═════ Data section
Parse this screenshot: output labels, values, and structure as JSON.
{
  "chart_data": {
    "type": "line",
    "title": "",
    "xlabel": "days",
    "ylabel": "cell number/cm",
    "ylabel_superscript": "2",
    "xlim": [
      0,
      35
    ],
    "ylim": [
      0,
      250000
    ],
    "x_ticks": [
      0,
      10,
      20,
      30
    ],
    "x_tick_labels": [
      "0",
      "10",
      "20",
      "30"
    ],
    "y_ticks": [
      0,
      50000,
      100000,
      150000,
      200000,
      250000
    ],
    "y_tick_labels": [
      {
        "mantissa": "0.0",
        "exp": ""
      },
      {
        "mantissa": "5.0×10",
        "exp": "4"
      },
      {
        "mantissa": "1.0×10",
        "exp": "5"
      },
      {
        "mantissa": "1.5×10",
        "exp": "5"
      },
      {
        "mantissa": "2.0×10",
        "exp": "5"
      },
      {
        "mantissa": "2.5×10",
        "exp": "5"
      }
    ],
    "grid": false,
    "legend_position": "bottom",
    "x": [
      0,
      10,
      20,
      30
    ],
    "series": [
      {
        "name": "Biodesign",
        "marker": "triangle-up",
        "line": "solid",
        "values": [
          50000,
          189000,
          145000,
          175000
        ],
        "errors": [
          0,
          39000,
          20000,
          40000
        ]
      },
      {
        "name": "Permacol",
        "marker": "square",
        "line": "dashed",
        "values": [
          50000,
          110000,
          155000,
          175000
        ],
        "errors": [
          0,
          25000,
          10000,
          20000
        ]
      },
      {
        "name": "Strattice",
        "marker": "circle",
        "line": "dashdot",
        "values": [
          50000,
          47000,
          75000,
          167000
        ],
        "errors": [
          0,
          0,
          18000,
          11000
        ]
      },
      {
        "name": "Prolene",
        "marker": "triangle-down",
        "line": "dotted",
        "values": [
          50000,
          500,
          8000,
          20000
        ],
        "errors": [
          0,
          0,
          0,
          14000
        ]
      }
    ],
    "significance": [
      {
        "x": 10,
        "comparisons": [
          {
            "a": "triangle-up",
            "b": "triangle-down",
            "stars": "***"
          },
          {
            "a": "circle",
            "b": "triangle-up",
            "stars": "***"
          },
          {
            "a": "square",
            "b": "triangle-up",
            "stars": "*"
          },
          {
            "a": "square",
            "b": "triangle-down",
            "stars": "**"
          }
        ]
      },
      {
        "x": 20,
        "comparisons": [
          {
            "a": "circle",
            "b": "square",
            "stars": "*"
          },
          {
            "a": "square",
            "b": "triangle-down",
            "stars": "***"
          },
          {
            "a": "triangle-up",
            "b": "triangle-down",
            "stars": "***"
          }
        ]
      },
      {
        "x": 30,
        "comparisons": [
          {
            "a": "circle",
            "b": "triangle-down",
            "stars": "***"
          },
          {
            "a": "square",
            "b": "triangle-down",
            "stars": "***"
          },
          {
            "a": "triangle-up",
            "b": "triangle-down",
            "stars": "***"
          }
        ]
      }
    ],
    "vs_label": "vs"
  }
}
══════════
* [What to produce] Gather and return every line that holds the string "name".

* [Response to the task]
        "name": "Biodesign",
        "name": "Permacol",
        "name": "Strattice",
        "name": "Prolene",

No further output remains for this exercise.